Records provided –

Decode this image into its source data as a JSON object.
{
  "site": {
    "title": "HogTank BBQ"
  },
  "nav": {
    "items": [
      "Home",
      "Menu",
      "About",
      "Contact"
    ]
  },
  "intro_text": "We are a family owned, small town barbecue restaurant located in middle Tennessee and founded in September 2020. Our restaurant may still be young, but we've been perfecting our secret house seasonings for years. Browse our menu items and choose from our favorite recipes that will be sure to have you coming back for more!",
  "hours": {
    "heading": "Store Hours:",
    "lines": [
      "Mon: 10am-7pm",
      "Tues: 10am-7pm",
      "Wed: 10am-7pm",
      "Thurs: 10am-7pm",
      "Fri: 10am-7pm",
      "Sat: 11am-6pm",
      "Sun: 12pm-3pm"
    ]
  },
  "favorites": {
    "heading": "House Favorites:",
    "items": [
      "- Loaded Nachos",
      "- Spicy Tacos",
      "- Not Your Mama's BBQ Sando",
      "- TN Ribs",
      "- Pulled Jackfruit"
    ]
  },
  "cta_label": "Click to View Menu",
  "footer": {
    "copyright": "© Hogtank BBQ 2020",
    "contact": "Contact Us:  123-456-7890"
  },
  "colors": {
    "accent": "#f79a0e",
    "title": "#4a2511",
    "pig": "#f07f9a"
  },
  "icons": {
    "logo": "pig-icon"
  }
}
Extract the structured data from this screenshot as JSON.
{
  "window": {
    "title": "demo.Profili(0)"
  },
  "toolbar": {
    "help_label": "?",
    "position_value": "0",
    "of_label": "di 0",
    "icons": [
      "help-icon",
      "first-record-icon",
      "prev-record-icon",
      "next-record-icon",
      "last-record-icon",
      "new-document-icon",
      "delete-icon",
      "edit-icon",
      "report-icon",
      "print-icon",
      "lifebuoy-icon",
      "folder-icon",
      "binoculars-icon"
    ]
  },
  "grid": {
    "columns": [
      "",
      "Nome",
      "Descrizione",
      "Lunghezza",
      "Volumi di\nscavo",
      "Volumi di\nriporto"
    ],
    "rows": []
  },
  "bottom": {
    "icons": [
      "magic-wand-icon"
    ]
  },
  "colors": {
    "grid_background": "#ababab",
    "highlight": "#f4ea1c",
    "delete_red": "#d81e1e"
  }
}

The request – Every line that holds the string "Contact" should be returned.

Completed task –
      "Contact"
    "contact": "Contact Us:  123-456-7890"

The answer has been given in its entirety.